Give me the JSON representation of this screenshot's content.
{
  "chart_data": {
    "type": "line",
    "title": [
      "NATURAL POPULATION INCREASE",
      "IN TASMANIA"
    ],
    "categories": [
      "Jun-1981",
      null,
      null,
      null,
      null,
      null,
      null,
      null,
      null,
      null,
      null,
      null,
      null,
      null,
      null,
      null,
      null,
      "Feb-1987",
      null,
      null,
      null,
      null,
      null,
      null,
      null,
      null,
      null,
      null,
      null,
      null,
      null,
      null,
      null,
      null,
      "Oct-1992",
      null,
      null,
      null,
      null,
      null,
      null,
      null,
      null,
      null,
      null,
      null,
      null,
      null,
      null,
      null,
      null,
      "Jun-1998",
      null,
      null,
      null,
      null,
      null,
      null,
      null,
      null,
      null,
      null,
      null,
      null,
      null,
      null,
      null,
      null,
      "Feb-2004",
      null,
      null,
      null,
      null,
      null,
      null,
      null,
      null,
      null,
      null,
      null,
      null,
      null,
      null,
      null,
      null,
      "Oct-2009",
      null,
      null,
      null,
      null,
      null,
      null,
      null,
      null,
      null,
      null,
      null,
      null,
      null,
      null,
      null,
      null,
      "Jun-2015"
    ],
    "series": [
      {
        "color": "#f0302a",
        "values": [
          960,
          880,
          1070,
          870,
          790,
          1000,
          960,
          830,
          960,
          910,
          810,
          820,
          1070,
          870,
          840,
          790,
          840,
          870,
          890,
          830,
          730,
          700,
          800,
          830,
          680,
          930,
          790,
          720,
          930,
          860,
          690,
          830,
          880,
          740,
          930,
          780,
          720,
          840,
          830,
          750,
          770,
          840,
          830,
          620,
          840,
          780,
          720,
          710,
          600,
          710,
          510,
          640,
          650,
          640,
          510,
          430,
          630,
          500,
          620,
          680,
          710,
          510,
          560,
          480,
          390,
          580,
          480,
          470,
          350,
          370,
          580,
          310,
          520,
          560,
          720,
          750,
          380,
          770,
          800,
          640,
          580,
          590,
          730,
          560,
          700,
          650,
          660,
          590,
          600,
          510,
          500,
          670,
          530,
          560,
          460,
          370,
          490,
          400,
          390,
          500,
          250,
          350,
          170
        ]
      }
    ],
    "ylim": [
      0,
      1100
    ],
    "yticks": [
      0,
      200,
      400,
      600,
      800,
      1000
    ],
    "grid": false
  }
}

§

-- STATED PROBLEM --
Nothing may be left out: return each entry exactly as it reads.

-- SOLUTION TO THIS TASK --
Give me the JSON representation of this screenshot's content.
{
  "chart_data": {
    "type": "line",
    "title": [
      "NATURAL POPULATION INCREASE",
      "IN TASMANIA"
    ],
    "categories": [
      "Jun-1981",
      null,
      null,
      null,
      null,
      null,
      null,
      null,
      null,
      null,
      null,
      null,
      null,
      null,
      null,
      null,
      null,
      "Feb-1987",
      null,
      null,
      null,
      null,
      null,
      null,
      null,
      null,
      null,
      null,
      null,
      null,
      null,
      null,
      null,
      null,
      "Oct-1992",
      null,
      null,
      null,
      null,
      null,
      null,
      null,
      null,
      null,
      null,
      null,
      null,
      null,
      null,
      null,
      null,
      "Jun-1998",
      null,
      null,
      null,
      null,
      null,
      null,
      null,
      null,
      null,
      null,
      null,
      null,
      null,
      null,
      null,
      null,
      "Feb-2004",
      null,
      null,
      null,
      null,
      null,
      null,
      null,
      null,
      null,
      null,
      null,
      null,
      null,
      null,
      null,
      null,
      "Oct-2009",
      null,
      null,
      null,
      null,
      null,
      null,
      null,
      null,
      null,
      null,
      null,
      null,
      null,
      null,
      null,
      null,
      "Jun-2015"
    ],
    "series": [
      {
        "color": "#f0302a",
        "values": [
          960,
          880,
          1070,
          870,
          790,
          1000,
          960,
          830,
          960,
          910,
          810,
          820,
          1070,
          870,
          840,
          790,
          840,
          870,
          890,
          830,
          730,
          700,
          800,
          830,
          680,
          930,
          790,
          720,
          930,
          860,
          690,
          830,
          880,
          740,
          930,
          780,
          720,
          840,
          830,
          750,
          770,
          840,
          830,
          620,
          840,
          780,
          720,
          710,
          600,
          710,
          510,
          640,
          650,
          640,
          510,
          430,
          630,
          500,
          620,
          680,
          710,
          510,
          560,
          480,
          390,
          580,
          480,
          470,
          350,
          370,
          580,
          310,
          520,
          560,
          720,
          750,
          380,
          770,
          800,
          640,
          580,
          590,
          730,
          560,
          700,
          650,
          660,
          590,
          600,
          510,
          500,
          670,
          530,
          560,
          460,
          370,
          490,
          400,
          390,
          500,
          250,
          350,
          170
        ]
      }
    ],
    "ylim": [
      0,
      1100
    ],
    "yticks": [
      0,
      200,
      400,
      600,
      800,
      1000
    ],
    "grid": false
  }
}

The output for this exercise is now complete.